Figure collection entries
══════

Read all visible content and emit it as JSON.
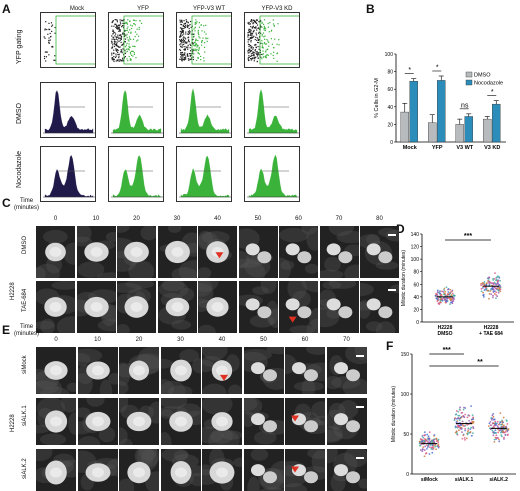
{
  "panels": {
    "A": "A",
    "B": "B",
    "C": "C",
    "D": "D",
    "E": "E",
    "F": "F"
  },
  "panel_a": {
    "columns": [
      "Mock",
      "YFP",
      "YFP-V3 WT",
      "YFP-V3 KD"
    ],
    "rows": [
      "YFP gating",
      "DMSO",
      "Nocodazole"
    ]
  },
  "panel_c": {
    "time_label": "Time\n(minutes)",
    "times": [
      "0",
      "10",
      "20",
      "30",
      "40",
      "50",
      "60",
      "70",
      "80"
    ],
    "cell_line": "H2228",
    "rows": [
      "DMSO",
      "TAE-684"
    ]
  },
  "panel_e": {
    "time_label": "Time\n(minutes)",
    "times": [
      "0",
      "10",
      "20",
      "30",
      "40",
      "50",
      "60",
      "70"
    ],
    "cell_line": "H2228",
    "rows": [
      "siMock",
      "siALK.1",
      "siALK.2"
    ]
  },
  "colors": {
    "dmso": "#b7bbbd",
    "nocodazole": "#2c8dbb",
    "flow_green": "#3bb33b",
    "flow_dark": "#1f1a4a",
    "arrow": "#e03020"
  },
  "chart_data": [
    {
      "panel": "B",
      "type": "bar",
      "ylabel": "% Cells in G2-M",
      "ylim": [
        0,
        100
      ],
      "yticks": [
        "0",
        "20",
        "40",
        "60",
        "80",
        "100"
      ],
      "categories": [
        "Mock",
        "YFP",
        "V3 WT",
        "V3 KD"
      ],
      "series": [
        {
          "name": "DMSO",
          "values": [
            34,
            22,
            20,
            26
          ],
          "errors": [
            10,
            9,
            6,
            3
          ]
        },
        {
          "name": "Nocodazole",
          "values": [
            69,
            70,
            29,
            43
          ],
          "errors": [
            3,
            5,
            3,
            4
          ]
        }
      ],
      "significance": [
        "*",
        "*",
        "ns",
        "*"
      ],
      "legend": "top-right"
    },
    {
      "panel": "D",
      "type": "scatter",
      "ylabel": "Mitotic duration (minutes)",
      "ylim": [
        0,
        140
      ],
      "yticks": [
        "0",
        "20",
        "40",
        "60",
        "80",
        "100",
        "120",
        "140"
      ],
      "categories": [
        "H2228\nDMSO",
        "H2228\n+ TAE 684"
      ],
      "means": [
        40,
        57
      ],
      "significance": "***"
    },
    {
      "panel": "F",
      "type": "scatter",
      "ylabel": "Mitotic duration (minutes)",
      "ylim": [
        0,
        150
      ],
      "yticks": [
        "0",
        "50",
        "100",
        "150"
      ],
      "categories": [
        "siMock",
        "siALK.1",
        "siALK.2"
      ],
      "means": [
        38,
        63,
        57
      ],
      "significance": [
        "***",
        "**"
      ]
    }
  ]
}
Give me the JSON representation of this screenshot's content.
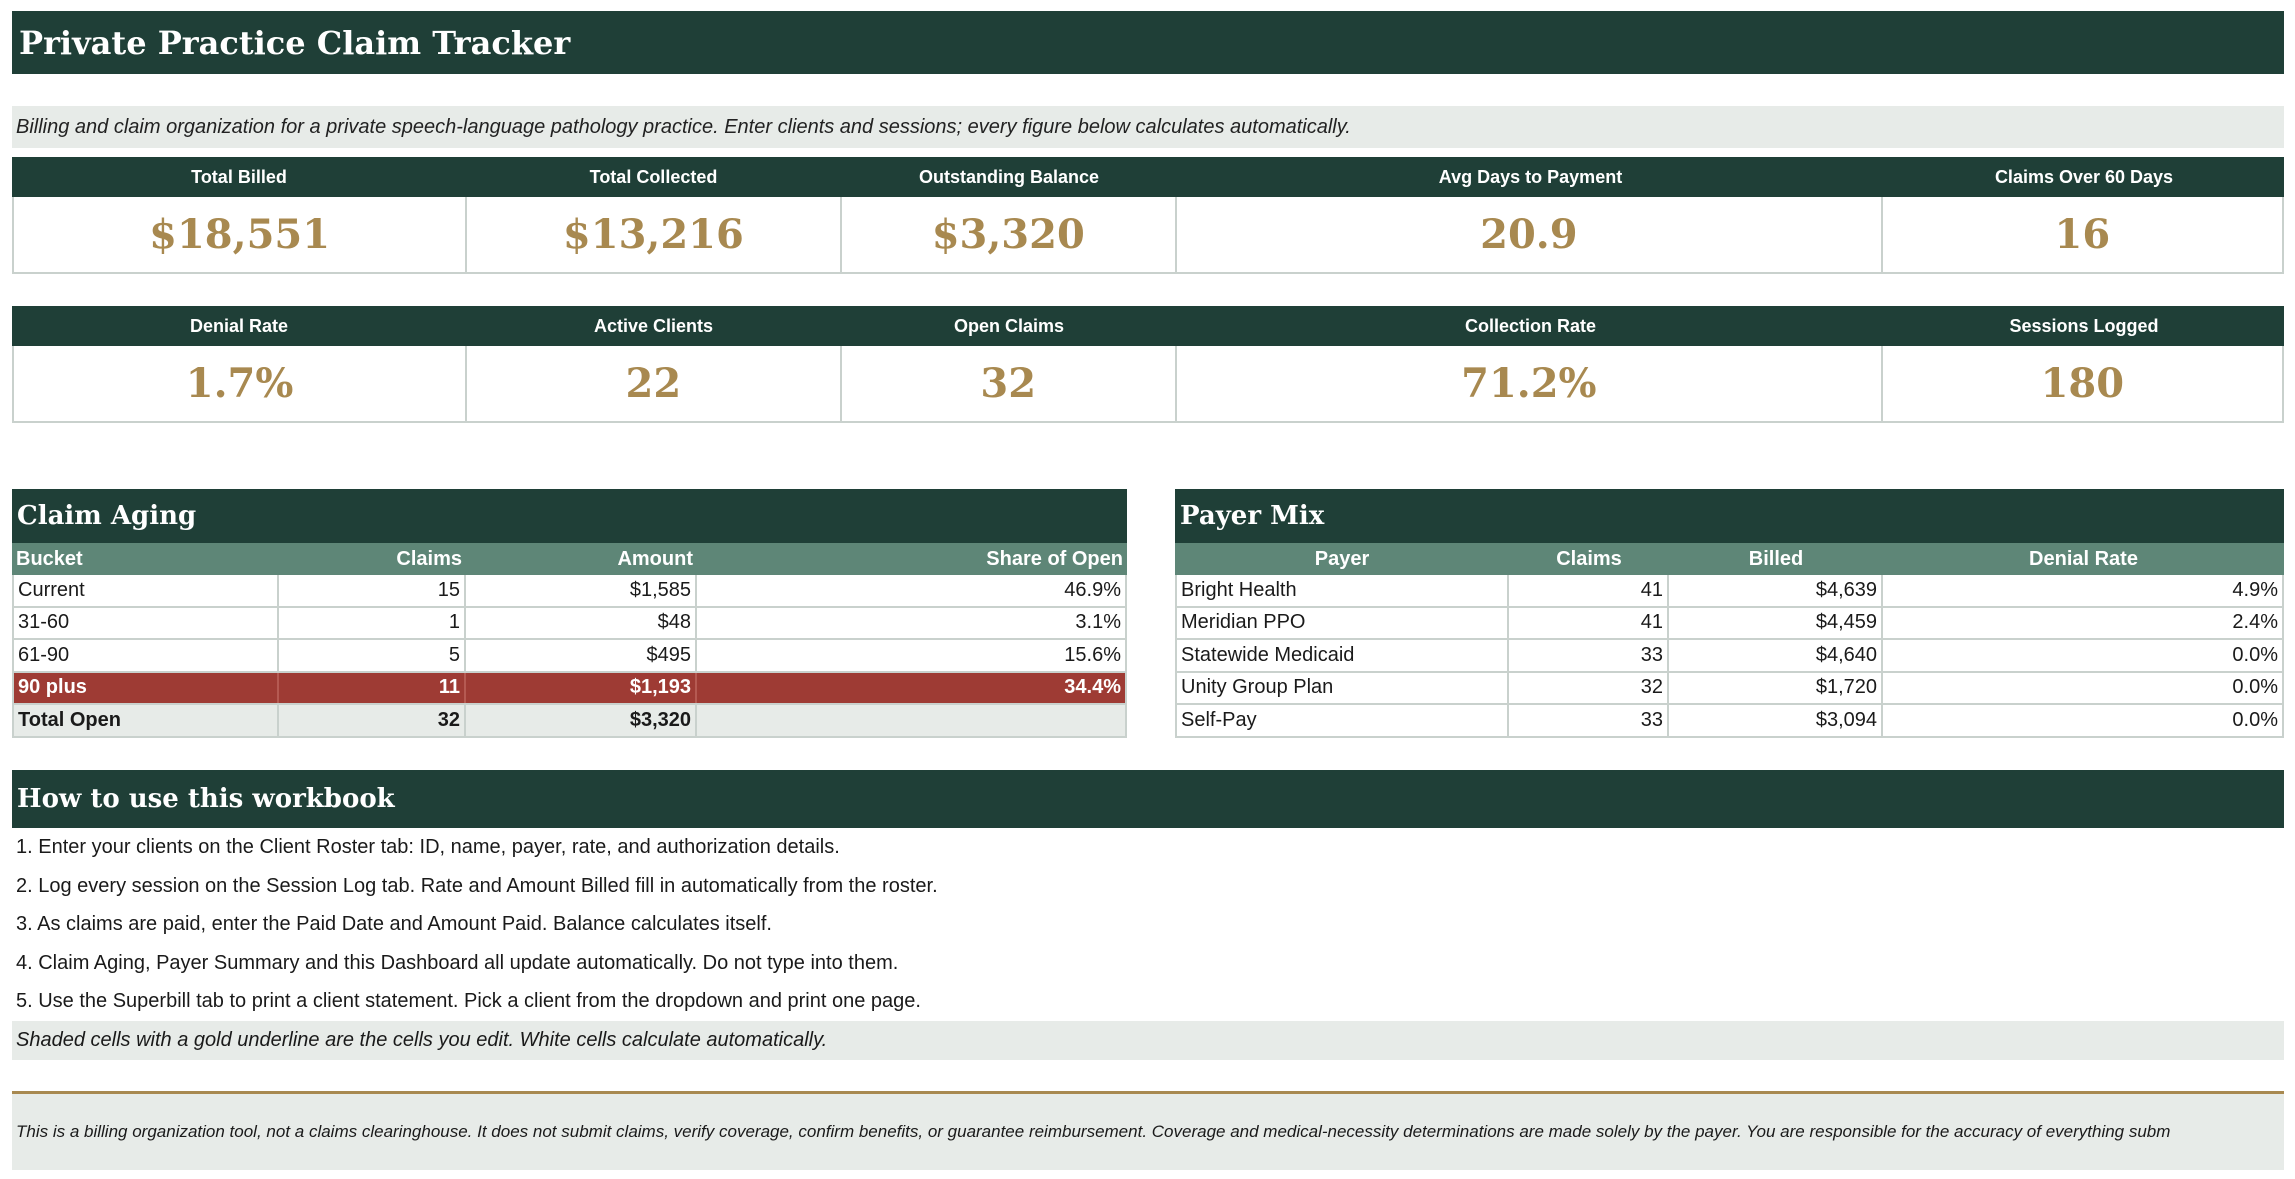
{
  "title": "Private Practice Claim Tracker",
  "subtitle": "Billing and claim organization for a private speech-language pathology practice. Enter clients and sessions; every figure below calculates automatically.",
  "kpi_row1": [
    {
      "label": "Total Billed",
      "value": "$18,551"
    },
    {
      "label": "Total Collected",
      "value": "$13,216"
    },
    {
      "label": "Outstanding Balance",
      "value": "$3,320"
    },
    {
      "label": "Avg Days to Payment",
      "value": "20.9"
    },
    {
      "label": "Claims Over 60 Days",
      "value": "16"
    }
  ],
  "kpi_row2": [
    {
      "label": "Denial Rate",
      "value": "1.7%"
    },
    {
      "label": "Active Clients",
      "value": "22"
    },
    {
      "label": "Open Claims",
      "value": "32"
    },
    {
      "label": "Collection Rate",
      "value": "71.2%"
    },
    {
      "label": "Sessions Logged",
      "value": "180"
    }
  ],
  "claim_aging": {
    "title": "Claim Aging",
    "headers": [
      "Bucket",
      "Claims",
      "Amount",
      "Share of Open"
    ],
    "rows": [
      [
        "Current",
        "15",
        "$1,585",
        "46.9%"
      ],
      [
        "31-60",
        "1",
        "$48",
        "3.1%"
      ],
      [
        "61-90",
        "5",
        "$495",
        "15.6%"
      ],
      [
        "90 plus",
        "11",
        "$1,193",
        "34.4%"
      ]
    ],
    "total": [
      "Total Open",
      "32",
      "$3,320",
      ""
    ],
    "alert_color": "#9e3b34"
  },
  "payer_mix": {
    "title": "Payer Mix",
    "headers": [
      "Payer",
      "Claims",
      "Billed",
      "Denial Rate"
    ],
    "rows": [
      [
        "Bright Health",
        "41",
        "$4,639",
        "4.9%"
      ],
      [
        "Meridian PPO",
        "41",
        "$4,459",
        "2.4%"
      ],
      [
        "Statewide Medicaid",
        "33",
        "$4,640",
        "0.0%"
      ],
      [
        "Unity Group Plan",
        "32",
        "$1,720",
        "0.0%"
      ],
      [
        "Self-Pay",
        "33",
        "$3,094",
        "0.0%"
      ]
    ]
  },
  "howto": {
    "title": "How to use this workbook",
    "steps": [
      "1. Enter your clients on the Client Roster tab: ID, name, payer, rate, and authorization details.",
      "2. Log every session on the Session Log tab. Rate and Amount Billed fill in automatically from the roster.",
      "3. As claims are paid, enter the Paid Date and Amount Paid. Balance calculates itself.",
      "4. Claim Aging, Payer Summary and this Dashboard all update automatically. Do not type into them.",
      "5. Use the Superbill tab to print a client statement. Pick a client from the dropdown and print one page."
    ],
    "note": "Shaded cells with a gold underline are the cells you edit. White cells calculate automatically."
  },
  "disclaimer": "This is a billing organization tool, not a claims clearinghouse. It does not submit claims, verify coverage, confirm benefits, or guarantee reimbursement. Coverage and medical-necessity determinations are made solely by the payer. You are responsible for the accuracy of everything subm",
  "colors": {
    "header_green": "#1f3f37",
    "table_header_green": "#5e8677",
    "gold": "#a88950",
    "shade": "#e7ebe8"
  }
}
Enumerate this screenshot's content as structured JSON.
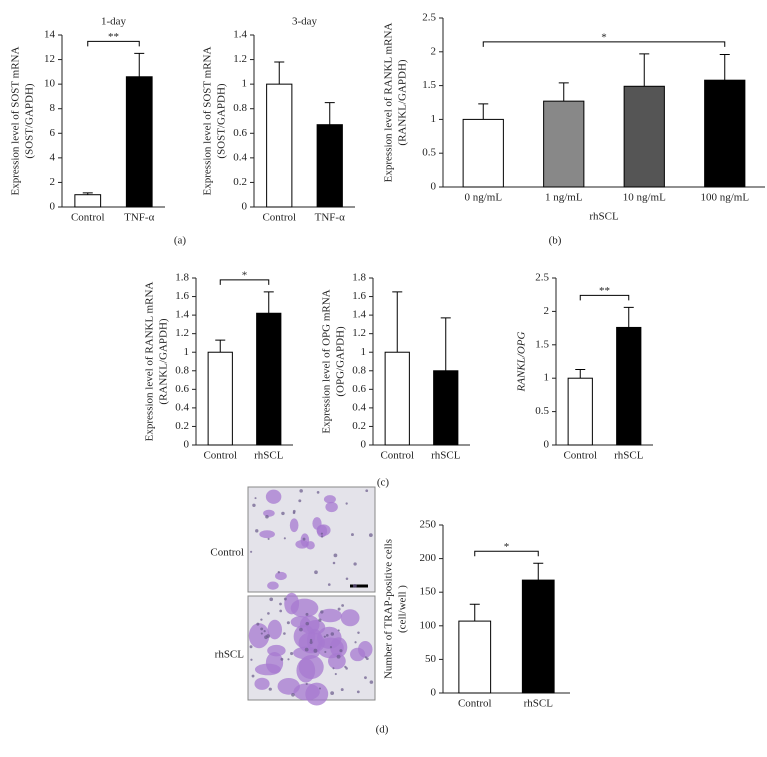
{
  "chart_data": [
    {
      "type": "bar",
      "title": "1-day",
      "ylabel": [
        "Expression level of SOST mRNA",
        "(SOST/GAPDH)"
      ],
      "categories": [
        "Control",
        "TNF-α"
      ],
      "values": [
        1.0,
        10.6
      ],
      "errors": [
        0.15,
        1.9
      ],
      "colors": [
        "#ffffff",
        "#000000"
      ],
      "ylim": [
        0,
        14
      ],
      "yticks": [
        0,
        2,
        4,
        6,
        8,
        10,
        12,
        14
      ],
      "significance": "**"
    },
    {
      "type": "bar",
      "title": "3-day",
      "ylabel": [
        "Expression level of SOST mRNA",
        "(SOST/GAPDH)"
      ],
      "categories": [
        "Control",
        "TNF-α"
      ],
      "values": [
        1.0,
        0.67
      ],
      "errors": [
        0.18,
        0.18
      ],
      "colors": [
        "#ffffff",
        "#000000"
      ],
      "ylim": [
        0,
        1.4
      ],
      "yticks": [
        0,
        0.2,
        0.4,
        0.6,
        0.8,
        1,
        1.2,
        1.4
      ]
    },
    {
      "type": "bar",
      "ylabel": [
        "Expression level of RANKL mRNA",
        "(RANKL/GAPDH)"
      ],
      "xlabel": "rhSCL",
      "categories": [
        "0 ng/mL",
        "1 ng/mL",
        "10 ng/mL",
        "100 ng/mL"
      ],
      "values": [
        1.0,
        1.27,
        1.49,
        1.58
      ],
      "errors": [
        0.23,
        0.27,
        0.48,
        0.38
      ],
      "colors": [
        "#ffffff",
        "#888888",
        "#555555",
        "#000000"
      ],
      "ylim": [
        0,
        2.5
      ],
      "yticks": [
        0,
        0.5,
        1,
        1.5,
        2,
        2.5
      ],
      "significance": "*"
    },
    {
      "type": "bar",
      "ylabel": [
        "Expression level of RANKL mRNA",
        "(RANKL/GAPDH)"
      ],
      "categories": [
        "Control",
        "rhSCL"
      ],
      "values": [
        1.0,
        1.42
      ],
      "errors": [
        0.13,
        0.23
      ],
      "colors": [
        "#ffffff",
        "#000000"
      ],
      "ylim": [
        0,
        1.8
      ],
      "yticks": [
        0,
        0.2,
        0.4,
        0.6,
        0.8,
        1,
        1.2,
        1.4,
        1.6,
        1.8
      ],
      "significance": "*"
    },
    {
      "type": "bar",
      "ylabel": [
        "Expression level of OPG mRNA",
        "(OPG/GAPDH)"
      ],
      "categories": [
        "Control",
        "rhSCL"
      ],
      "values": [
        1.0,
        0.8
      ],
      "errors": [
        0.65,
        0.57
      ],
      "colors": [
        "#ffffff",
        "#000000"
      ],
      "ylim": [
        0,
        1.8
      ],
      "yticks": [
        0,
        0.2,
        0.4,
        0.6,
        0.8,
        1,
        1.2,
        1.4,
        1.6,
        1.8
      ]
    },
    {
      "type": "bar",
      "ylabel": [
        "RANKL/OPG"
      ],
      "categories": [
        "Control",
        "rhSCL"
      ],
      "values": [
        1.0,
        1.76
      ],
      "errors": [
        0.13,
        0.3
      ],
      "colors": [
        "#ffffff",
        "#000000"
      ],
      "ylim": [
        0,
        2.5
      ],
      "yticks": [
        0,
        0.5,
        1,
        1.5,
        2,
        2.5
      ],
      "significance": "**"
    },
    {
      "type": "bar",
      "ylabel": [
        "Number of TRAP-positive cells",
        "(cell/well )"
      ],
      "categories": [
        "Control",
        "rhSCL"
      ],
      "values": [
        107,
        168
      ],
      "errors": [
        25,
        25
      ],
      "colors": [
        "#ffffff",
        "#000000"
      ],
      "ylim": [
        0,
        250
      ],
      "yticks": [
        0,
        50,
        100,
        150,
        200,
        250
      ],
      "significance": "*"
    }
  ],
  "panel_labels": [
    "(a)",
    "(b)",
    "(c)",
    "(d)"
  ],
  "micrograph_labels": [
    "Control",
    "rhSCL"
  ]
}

══════

Exercise brief:
Pull out every line of the entries that includes the word "Open".

Response box:
      "label": "Open Claims",
      "Share of Open"
      "Total Open",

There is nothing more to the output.